WORKING DATA:
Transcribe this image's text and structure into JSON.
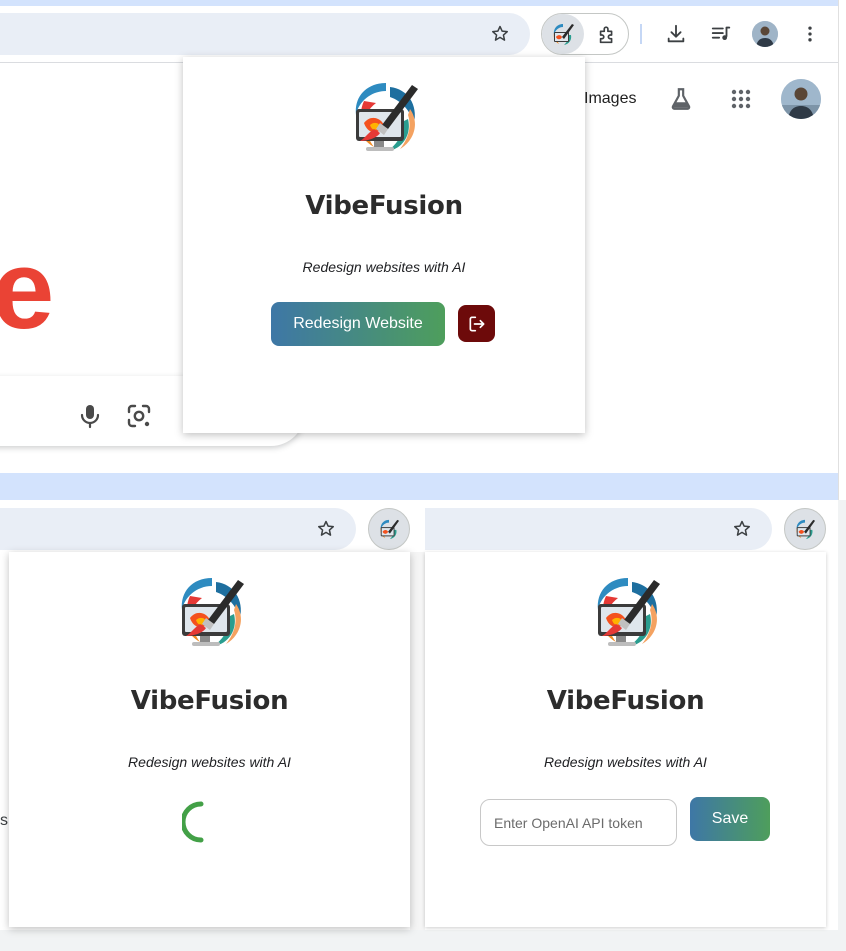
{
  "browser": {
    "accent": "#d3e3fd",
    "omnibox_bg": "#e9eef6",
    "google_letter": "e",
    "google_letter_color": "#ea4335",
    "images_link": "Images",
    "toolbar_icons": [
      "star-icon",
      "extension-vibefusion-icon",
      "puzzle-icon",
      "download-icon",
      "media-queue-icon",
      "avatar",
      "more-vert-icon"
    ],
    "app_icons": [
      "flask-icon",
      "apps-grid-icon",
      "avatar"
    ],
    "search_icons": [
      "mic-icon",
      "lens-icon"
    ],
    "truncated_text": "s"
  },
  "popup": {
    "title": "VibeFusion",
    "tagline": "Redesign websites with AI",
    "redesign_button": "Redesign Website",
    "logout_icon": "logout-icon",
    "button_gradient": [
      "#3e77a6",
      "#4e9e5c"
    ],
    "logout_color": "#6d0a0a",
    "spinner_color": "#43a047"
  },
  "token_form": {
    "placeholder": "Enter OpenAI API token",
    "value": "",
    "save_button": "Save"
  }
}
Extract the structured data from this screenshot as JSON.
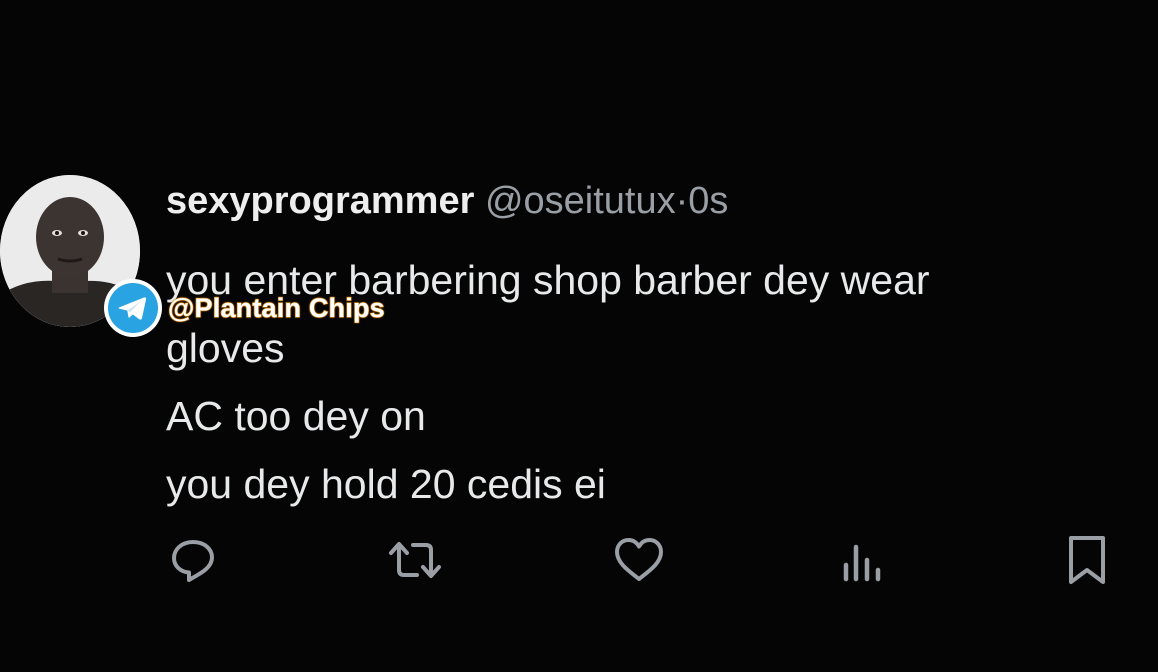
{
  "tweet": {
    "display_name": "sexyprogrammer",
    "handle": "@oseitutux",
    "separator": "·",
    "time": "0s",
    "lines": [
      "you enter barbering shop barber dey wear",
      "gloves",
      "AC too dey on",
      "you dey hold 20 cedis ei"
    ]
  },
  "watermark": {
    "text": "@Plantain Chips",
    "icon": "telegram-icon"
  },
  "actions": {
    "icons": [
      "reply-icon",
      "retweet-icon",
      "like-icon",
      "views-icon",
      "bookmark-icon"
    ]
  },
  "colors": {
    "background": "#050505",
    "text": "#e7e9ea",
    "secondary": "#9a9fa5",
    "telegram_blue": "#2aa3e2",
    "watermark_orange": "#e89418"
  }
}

...

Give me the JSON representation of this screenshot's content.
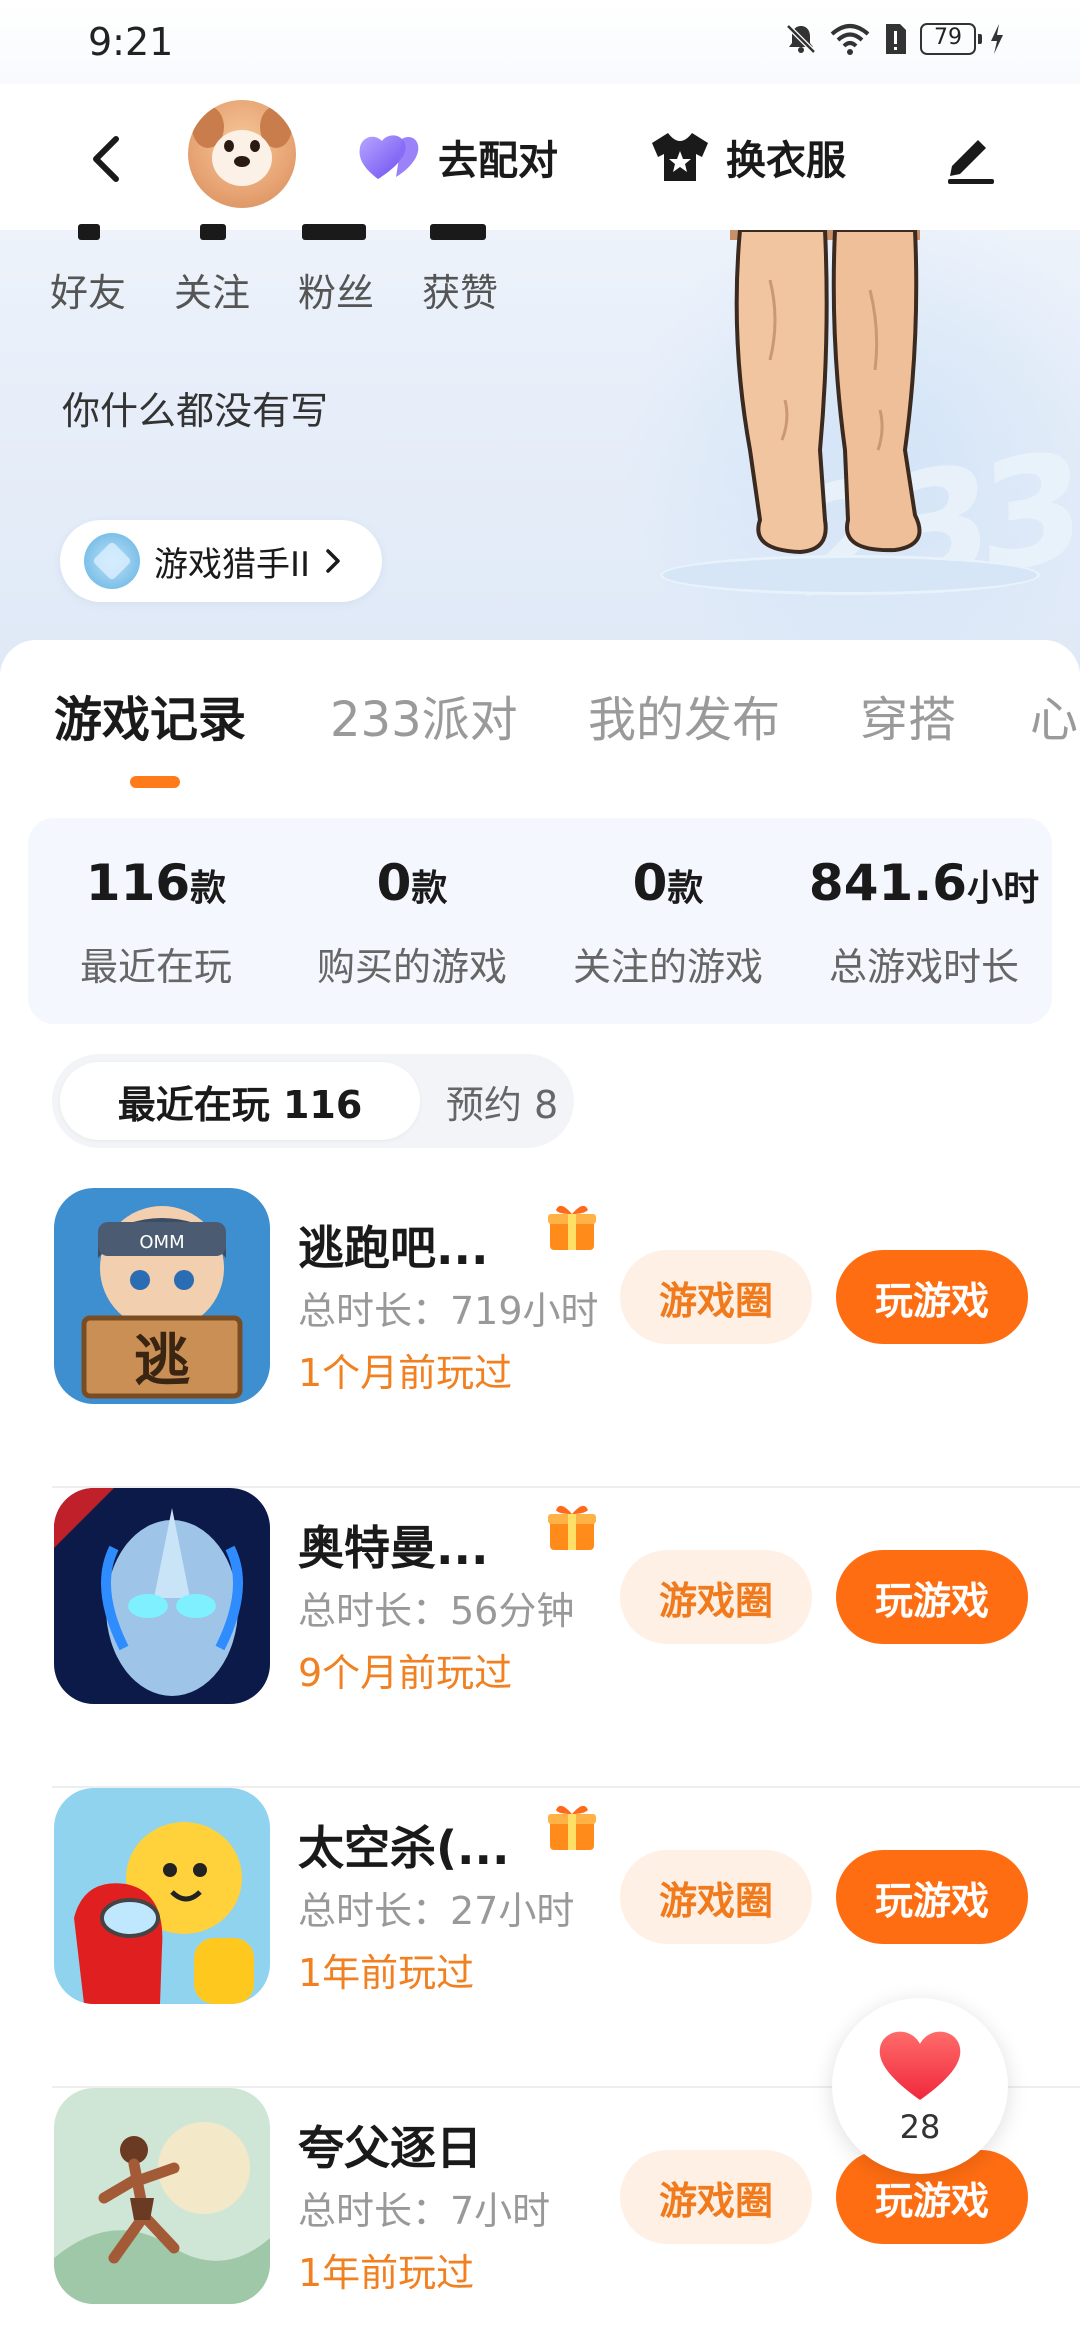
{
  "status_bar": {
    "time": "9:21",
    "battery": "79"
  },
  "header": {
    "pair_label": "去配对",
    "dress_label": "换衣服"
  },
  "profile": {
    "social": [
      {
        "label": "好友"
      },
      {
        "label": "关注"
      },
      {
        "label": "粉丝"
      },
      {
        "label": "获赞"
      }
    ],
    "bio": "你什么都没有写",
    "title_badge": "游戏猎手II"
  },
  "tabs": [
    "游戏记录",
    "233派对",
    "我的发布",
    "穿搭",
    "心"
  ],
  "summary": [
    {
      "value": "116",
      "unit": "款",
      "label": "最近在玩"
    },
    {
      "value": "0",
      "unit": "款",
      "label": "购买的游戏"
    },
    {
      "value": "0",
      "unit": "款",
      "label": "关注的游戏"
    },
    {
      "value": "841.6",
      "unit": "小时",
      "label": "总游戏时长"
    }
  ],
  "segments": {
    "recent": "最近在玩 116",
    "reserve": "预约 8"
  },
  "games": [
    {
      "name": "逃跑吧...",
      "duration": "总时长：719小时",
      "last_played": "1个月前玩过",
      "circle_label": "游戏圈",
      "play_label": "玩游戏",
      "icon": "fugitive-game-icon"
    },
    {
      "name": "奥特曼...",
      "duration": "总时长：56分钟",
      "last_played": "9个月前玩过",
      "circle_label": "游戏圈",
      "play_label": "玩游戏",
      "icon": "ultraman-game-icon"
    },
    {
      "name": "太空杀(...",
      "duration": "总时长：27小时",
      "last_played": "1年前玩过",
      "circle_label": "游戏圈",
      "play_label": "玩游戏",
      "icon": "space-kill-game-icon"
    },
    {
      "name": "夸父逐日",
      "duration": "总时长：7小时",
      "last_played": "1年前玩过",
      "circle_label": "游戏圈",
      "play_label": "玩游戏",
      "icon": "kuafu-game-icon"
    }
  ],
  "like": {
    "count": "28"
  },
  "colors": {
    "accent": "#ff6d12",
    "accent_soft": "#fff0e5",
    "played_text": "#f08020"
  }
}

==

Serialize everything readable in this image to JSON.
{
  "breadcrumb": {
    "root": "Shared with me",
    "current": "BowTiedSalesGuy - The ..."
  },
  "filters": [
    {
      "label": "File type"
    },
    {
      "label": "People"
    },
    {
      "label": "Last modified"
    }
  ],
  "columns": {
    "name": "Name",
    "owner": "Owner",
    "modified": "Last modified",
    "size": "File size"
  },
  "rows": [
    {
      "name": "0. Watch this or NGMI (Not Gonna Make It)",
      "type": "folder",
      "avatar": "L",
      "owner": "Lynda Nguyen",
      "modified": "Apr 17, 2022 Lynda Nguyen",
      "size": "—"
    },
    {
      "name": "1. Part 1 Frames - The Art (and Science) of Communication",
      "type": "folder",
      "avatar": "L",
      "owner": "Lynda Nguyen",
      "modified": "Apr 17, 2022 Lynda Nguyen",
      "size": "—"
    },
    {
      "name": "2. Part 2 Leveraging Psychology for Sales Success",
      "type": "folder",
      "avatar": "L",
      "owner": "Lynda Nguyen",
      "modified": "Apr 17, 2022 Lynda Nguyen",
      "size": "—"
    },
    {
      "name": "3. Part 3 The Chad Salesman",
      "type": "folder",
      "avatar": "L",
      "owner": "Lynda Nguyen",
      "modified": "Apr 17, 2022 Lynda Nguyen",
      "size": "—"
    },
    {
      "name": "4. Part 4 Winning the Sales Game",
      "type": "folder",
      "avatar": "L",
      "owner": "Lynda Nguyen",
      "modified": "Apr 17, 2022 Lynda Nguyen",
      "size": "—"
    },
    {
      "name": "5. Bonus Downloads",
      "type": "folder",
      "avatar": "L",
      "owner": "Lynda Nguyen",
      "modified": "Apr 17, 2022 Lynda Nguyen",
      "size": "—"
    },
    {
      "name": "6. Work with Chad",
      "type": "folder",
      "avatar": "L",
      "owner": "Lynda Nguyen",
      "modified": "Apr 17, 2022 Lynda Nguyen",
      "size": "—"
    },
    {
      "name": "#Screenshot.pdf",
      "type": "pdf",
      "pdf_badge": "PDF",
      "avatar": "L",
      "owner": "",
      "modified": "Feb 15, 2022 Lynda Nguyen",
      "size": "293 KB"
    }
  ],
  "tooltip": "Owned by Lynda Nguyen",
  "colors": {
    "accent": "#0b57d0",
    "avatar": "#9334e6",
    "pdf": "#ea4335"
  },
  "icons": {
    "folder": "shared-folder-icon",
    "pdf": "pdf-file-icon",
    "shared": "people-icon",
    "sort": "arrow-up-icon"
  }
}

EXERCISE:
Find the lines with the string "this" and reproduce them.

RESPONSE BELOW:
Transcribe this image's text and structure into JSON.
Extract the structured data from this screenshot as JSON.
Give me the JSON representation of this screenshot's content.
Serialize everything readable in this image to JSON.
      "name": "0. Watch this or NGMI (Not Gonna Make It)",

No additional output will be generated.